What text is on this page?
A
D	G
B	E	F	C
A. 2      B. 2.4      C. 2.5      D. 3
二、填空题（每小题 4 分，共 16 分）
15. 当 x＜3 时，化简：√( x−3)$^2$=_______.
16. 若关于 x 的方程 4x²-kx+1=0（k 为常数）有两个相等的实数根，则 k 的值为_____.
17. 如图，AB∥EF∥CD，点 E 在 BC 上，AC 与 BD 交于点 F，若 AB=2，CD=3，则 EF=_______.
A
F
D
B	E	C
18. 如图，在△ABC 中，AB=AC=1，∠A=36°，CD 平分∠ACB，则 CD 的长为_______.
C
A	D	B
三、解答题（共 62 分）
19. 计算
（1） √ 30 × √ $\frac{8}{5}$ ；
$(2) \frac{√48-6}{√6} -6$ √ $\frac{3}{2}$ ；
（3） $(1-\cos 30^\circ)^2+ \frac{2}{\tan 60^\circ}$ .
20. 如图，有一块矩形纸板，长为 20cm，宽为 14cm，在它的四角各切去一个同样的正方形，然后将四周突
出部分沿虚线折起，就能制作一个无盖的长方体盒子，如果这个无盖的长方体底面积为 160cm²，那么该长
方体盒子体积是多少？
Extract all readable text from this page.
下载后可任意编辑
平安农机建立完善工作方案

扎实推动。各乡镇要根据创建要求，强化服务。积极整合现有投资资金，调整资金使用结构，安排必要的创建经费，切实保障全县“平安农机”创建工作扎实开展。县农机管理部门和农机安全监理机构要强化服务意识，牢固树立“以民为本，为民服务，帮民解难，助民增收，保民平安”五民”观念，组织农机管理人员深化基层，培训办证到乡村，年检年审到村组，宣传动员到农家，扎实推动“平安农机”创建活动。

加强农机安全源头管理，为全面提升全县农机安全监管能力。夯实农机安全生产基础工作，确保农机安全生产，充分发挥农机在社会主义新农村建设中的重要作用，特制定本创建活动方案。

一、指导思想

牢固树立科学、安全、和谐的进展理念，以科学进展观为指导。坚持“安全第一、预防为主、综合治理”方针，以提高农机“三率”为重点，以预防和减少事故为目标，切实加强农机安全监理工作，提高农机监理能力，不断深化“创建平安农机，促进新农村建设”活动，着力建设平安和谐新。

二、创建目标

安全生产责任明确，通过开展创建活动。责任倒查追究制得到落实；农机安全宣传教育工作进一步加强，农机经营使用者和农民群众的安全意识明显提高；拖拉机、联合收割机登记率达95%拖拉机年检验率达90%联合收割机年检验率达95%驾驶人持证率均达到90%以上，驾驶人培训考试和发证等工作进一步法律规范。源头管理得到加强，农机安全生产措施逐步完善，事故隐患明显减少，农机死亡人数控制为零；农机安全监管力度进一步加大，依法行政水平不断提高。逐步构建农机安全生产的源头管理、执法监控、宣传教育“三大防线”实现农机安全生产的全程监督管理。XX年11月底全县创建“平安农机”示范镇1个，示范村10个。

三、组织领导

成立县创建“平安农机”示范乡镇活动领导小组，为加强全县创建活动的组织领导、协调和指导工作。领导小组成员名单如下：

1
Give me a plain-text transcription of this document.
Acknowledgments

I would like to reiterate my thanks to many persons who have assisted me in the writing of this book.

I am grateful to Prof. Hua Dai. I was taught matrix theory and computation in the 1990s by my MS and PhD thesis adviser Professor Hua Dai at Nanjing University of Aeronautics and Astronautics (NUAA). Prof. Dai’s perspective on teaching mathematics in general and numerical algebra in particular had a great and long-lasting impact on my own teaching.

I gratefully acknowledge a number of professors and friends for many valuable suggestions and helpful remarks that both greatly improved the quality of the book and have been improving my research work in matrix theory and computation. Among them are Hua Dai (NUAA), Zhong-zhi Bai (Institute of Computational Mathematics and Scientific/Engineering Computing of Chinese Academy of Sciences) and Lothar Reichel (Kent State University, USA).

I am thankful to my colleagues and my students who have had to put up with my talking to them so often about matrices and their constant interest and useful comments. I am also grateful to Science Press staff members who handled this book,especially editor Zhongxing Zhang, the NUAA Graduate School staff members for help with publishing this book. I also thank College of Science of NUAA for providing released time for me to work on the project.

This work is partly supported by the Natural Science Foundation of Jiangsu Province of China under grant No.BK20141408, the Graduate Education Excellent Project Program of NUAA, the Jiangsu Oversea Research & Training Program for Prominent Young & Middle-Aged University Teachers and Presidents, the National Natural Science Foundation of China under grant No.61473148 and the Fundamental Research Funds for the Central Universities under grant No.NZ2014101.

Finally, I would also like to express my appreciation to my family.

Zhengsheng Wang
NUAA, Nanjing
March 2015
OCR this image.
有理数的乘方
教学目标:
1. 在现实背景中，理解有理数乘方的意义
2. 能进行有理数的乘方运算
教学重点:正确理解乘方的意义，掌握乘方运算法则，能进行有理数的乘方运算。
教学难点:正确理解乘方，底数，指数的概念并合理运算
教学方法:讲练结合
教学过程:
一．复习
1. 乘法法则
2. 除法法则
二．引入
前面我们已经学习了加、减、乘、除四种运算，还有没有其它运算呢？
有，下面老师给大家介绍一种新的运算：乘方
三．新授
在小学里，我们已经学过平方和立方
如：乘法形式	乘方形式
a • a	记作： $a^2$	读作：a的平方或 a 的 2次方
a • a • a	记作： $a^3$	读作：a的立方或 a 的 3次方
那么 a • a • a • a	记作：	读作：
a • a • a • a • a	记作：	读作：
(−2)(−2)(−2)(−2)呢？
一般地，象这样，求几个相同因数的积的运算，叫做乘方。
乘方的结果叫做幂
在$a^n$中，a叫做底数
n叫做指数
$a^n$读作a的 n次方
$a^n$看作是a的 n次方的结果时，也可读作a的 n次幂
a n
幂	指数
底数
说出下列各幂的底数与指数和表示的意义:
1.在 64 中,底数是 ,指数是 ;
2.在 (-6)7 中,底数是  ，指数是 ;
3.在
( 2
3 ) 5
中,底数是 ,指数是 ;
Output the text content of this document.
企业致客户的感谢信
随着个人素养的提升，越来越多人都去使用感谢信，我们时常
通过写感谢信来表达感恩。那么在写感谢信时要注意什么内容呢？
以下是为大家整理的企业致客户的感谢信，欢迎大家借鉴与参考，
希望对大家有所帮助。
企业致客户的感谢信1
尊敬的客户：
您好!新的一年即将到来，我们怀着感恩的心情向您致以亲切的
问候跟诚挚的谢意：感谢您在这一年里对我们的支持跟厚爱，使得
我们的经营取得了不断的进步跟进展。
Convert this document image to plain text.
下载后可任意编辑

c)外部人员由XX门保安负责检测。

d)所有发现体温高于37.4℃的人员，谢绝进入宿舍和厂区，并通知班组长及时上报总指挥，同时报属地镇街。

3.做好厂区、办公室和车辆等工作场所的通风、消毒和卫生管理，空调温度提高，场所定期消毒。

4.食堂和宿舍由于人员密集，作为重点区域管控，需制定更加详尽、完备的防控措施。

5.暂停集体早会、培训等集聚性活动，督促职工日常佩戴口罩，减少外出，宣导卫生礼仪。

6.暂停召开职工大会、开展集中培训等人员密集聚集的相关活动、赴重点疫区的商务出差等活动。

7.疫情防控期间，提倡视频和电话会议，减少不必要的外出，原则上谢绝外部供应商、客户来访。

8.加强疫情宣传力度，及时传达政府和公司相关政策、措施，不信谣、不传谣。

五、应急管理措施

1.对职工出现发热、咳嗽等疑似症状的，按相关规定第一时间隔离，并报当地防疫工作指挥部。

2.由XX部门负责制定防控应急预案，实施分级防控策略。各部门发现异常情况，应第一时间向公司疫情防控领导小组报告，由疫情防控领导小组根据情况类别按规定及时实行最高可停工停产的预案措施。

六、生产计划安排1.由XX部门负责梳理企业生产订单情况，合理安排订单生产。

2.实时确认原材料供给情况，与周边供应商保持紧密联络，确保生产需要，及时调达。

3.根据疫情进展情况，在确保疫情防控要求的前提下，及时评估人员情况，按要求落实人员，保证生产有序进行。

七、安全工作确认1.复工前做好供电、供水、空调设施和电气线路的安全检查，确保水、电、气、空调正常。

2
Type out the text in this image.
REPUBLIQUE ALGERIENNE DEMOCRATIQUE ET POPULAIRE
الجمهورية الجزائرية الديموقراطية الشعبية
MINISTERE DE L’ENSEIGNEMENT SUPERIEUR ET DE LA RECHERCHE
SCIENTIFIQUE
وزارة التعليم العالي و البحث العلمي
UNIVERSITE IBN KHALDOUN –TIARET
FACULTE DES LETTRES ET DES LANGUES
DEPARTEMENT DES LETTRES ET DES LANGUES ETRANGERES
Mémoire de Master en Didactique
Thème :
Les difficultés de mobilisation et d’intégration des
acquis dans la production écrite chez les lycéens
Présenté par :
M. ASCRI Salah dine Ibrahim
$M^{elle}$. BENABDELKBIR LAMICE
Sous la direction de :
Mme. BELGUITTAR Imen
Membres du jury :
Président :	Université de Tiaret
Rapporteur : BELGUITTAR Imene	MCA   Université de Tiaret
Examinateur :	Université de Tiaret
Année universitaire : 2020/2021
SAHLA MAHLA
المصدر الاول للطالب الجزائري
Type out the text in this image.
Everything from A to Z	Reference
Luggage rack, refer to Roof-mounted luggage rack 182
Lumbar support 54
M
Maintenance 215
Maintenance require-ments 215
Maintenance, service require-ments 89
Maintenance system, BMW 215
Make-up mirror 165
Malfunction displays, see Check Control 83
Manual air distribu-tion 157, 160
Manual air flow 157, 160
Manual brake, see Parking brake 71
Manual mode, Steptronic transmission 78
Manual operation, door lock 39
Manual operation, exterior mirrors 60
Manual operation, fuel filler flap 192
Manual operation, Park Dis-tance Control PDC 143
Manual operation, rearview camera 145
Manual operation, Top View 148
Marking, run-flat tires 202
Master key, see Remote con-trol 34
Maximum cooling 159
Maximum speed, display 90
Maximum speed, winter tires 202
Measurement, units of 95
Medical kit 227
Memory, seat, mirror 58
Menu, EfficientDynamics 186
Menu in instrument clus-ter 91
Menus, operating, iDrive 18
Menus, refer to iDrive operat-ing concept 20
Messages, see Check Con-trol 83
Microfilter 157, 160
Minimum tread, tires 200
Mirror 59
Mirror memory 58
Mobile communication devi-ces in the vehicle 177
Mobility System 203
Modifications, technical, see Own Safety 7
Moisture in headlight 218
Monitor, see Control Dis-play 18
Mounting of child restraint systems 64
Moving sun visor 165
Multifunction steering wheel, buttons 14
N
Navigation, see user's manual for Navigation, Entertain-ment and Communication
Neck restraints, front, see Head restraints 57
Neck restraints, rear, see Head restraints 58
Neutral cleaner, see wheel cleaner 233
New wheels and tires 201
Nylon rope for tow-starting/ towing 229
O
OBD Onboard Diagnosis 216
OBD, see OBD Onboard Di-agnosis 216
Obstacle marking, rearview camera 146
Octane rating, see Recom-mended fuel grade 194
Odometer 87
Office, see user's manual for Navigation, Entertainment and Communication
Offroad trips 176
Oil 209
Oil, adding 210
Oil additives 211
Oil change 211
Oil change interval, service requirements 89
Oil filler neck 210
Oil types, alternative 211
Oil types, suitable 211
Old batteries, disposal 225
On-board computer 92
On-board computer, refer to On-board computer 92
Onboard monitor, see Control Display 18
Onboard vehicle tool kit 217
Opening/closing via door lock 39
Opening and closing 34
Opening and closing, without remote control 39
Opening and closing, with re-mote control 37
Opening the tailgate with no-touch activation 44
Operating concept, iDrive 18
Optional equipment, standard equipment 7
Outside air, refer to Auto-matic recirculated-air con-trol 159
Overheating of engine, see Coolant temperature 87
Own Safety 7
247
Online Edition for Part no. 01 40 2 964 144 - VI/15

########

Brief - Select every line where the word "work" occurs.

The output -
I gratefully acknowledge a number of professors and friends for many valuable suggestions and helpful remarks that both greatly improved the quality of the book and have been improving my research work in matrix theory and computation. Among them are Hua Dai (NUAA), Zhong-zhi Bai (Institute of Computational Mathematics and Scientific/Engineering Computing of Chinese Academy of Sciences) and Lothar Reichel (Kent State University, USA).
I am thankful to my colleagues and my students who have had to put up with my talking to them so often about matrices and their constant interest and useful comments. I am also grateful to Science Press staff members who handled this book,especially editor Zhongxing Zhang, the NUAA Graduate School staff members for help with publishing this book. I also thank College of Science of NUAA for providing released time for me to work on the project.
This work is partly supported by the Natural Science Foundation of Jiangsu Province of China under grant No.BK20141408, the Graduate Education Excellent Project Program of NUAA, the Jiangsu Oversea Research & Training Program for Prominent Young & Middle-Aged University Teachers and Presidents, the National Natural Science Foundation of China under grant No.61473148 and the Fundamental Research Funds for the Central Universities under grant No.NZ2014101.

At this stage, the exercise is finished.